** Start of Data rows **

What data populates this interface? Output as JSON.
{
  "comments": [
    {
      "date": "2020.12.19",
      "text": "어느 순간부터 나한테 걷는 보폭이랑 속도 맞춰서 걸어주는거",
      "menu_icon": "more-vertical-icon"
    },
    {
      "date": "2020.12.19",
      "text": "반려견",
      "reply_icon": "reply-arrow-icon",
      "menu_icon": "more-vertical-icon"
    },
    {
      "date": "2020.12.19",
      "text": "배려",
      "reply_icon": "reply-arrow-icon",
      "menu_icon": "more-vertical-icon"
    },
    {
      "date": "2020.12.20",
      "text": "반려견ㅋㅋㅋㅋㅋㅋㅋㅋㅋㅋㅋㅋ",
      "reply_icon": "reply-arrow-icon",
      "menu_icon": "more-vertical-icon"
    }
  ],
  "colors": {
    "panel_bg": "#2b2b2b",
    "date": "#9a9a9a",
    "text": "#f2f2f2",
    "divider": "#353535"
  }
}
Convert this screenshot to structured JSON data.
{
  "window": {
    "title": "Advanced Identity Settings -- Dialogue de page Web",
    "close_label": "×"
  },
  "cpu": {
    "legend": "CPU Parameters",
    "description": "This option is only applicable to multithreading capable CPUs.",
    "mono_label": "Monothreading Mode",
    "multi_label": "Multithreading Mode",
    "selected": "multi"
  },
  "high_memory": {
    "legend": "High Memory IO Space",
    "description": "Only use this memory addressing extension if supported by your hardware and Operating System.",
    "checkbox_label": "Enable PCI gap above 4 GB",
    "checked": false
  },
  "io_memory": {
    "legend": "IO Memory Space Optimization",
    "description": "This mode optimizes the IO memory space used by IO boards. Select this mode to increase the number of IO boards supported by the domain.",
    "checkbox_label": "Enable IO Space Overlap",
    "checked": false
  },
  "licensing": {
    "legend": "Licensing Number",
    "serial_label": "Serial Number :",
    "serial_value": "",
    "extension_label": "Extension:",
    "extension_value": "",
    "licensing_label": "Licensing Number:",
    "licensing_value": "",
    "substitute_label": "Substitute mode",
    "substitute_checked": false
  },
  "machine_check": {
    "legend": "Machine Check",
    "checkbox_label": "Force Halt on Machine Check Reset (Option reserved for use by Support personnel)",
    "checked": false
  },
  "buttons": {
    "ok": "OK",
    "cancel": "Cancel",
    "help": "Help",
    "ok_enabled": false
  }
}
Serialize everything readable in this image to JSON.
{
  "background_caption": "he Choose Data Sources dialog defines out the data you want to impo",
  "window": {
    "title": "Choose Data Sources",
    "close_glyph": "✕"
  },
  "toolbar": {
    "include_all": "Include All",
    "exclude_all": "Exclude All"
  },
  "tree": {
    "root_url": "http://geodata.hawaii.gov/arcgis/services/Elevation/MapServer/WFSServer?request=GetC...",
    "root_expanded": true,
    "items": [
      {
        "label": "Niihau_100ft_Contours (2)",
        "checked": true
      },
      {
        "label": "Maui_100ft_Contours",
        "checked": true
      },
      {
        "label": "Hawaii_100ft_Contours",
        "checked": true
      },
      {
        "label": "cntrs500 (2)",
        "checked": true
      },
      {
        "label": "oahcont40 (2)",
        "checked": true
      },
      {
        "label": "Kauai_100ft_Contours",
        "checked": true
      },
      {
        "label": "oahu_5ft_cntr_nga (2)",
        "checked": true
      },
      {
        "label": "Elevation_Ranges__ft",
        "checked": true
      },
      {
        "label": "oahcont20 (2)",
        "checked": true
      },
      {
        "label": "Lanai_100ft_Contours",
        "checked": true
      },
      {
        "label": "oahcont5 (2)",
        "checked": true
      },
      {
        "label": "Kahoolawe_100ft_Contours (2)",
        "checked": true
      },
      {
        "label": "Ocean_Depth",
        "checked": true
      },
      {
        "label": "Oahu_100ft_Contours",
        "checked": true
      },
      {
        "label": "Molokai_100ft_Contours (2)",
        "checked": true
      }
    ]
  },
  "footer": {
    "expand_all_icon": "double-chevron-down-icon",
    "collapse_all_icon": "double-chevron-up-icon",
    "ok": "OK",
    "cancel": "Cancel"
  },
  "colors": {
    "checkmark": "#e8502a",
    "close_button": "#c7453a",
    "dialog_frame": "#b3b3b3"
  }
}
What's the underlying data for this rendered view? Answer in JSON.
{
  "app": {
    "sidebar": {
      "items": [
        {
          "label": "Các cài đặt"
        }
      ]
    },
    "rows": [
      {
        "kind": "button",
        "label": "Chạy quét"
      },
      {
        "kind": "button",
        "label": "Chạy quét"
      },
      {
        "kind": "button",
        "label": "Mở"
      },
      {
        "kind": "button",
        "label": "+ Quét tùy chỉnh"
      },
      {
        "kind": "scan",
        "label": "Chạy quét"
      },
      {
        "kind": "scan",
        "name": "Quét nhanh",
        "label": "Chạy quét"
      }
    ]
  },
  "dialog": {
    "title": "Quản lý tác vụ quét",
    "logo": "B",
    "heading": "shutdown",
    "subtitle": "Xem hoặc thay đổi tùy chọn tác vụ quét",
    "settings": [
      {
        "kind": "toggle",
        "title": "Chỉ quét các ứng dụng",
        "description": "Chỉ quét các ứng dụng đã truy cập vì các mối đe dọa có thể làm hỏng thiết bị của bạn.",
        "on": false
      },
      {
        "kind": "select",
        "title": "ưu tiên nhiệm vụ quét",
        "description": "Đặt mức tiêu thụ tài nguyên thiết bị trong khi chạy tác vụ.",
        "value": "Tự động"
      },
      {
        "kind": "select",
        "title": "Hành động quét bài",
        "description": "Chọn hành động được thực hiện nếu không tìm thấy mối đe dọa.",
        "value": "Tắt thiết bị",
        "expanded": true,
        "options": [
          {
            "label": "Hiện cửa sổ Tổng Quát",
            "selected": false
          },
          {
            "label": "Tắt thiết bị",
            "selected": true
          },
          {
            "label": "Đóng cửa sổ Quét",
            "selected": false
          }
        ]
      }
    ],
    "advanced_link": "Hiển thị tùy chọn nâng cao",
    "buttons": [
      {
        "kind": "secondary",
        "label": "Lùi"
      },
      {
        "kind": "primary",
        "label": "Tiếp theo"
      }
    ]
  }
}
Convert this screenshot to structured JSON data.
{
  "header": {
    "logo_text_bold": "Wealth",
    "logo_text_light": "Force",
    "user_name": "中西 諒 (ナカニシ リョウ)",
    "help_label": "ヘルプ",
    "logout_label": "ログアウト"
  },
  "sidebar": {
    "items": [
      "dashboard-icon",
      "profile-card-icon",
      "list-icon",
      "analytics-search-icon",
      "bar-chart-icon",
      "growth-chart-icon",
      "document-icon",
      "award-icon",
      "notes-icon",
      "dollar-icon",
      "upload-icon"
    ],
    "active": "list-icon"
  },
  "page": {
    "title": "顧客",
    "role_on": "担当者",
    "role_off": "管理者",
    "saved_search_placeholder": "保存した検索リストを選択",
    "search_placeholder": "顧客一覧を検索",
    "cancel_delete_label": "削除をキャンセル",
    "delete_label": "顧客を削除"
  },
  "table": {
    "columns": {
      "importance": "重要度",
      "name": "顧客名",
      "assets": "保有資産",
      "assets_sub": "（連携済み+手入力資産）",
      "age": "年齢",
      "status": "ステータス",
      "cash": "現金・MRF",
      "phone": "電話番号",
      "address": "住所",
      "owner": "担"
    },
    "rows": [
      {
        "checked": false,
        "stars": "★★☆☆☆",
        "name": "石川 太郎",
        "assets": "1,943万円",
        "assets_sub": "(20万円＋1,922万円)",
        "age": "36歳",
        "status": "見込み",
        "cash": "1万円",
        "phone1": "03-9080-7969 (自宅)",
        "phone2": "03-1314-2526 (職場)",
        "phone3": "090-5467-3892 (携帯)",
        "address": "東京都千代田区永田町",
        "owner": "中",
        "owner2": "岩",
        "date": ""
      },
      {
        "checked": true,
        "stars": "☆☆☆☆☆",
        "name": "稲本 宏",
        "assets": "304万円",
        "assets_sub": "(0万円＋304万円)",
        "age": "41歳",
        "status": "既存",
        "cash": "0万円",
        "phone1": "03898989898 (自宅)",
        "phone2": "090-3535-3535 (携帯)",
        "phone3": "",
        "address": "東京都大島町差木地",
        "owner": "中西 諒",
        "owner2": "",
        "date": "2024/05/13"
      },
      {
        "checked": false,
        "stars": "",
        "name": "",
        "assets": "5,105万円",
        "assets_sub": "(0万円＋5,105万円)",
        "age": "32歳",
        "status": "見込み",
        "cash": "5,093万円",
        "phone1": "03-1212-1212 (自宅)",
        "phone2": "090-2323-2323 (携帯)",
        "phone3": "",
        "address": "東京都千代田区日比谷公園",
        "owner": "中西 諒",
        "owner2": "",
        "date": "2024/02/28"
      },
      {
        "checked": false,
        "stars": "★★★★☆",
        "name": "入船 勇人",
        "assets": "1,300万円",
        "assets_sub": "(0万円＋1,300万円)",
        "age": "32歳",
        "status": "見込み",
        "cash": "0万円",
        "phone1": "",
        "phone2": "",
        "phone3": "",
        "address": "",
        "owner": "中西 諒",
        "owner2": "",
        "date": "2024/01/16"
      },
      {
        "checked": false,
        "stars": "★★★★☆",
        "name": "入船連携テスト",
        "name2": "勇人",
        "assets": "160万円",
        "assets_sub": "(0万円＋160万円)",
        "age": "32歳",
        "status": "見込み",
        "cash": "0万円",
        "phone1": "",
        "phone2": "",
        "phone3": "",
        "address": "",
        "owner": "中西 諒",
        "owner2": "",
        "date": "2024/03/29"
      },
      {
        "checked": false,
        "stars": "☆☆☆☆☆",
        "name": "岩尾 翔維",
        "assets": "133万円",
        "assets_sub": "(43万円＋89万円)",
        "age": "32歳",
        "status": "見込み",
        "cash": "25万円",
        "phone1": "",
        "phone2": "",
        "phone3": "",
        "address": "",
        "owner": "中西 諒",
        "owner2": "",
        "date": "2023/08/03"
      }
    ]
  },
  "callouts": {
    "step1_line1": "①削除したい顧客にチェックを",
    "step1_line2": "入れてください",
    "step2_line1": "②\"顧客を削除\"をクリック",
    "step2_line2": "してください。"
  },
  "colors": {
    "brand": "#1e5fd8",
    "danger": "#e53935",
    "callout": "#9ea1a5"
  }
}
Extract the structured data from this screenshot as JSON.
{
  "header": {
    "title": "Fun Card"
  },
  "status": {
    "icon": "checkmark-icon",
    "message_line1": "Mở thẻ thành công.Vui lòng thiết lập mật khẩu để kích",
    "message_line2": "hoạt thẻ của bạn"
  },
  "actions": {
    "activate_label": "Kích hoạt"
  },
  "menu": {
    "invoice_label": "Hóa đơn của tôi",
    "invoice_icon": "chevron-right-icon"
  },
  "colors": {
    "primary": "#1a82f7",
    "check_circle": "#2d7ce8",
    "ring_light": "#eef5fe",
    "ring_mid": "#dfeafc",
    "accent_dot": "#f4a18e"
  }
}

** End of Data rows **

### Task
Every line holding "chevron" should be copied out.

### Solution
    "expand_all_icon": "double-chevron-down-icon",
    "collapse_all_icon": "double-chevron-up-icon",
    "invoice_icon": "chevron-right-icon"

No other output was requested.